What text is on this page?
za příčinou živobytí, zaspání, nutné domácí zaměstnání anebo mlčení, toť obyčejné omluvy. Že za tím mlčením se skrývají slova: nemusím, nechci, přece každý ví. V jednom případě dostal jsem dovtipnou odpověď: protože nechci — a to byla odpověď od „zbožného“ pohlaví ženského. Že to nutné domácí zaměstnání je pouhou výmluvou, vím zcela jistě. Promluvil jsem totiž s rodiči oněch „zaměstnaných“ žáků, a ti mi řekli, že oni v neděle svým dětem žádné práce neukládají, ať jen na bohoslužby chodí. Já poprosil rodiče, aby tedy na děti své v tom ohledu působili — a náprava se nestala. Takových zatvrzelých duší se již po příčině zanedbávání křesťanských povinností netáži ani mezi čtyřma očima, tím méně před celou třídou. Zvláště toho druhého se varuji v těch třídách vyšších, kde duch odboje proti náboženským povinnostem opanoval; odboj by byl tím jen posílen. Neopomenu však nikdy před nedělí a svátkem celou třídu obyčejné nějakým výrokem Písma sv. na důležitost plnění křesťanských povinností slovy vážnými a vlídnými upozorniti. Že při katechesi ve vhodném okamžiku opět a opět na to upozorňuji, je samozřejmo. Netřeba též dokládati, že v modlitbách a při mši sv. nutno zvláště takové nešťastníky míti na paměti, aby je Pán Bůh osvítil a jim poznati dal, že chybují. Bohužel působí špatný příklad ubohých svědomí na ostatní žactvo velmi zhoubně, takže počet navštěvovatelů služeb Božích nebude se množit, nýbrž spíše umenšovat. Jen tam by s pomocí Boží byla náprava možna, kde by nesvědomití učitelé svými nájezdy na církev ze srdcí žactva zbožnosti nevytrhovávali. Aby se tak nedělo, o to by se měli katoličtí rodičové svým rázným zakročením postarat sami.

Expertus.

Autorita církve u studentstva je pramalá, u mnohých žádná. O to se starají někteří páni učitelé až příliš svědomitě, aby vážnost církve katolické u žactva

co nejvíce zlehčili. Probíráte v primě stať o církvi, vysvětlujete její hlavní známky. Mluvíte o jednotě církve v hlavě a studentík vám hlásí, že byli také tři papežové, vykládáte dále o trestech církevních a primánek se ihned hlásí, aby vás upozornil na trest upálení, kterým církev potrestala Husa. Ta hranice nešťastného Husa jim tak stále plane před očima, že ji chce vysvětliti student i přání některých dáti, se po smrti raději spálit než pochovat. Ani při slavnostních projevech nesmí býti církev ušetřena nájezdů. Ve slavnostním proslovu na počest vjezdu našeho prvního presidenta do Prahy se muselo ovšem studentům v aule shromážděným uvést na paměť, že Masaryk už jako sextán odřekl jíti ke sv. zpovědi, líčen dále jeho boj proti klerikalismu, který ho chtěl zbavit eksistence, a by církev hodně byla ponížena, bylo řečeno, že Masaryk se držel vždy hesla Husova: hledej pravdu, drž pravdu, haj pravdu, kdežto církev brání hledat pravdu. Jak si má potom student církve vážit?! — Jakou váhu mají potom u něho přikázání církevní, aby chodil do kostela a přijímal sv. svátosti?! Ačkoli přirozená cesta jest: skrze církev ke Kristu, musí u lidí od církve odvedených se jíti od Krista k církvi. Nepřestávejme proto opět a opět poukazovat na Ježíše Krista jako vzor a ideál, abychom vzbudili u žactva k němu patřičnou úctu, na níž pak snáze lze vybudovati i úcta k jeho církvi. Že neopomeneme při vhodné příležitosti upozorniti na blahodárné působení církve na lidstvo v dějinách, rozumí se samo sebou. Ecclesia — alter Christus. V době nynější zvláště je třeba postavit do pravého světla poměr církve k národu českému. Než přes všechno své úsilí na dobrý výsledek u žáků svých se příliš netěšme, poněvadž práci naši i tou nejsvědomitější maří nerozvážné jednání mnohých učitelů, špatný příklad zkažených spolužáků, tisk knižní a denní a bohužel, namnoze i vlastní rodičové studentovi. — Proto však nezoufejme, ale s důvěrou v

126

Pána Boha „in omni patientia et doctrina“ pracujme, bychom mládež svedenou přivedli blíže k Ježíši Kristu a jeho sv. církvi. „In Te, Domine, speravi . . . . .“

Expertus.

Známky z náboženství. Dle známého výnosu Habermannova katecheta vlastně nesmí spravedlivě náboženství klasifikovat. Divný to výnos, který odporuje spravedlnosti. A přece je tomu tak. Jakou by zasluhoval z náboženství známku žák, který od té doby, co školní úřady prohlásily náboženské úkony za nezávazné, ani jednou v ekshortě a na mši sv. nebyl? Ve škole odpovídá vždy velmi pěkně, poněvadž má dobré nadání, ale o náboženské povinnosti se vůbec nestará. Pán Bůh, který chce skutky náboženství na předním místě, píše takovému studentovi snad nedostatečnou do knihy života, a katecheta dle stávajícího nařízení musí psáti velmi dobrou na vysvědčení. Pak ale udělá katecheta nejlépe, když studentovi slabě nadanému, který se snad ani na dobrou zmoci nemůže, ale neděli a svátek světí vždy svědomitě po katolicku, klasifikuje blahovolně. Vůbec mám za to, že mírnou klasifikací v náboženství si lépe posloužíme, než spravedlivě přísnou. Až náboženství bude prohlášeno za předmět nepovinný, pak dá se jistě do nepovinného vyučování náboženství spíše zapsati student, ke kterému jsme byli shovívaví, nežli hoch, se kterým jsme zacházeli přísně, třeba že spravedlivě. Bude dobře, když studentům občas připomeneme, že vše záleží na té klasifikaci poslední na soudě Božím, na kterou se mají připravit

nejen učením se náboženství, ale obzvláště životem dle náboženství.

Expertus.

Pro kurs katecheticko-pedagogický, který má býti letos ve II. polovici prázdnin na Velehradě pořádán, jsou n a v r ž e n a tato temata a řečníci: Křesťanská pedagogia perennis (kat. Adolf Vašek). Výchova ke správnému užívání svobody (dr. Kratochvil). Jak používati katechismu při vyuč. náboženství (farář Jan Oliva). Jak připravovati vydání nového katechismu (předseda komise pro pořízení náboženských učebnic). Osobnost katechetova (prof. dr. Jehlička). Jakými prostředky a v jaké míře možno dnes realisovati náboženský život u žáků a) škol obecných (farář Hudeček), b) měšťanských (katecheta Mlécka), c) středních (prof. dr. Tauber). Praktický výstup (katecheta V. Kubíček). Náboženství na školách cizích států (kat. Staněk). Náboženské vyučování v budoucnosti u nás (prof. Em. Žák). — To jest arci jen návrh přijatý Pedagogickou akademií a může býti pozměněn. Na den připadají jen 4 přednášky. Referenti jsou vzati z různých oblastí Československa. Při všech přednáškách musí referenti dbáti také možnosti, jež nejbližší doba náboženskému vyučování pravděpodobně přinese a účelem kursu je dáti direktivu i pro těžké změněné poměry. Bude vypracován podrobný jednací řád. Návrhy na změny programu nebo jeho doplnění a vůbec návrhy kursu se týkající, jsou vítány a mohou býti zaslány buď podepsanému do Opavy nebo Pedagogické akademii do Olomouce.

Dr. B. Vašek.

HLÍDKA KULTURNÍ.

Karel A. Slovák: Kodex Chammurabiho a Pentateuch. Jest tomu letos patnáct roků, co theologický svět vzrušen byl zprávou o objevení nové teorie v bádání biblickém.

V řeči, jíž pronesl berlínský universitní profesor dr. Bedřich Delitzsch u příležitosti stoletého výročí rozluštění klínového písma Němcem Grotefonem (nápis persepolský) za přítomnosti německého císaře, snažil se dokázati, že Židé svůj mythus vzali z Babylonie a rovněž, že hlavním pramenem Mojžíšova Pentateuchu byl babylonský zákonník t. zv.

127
· · ·
Written request: Extract from the material all lines containing the string "Vašek".

Solution to the exercise:
Pro kurs katecheticko-pedagogický, který má býti letos ve II. polovici prázdnin na Velehradě pořádán, jsou n a v r ž e n a tato temata a řečníci: Křesťanská pedagogia perennis (kat. Adolf Vašek). Výchova ke správnému užívání svobody (dr. Kratochvil). Jak používati katechismu při vyuč. náboženství (farář Jan Oliva). Jak připravovati vydání nového katechismu (předseda komise pro pořízení náboženských učebnic). Osobnost katechetova (prof. dr. Jehlička). Jakými prostředky a v jaké míře možno dnes realisovati náboženský život u žáků a) škol obecných (farář Hudeček), b) měšťanských (katecheta Mlécka), c) středních (prof. dr. Tauber). Praktický výstup (katecheta V. Kubíček). Náboženství na školách cizích států (kat. Staněk). Náboženské vyučování v budoucnosti u nás (prof. Em. Žák). — To jest arci jen návrh přijatý Pedagogickou akademií a může býti pozměněn. Na den připadají jen 4 přednášky. Referenti jsou vzati z různých oblastí Československa. Při všech přednáškách musí referenti dbáti také možnosti, jež nejbližší doba náboženskému vyučování pravděpodobně přinese a účelem kursu je dáti direktivu i pro těžké změněné poměry. Bude vypracován podrobný jednací řád. Návrhy na změny programu nebo jeho doplnění a vůbec návrhy kursu se týkající, jsou vítány a mohou býti zaslány buď podepsanému do Opavy nebo Pedagogické akademii do Olomouce.
Dr. B. Vašek.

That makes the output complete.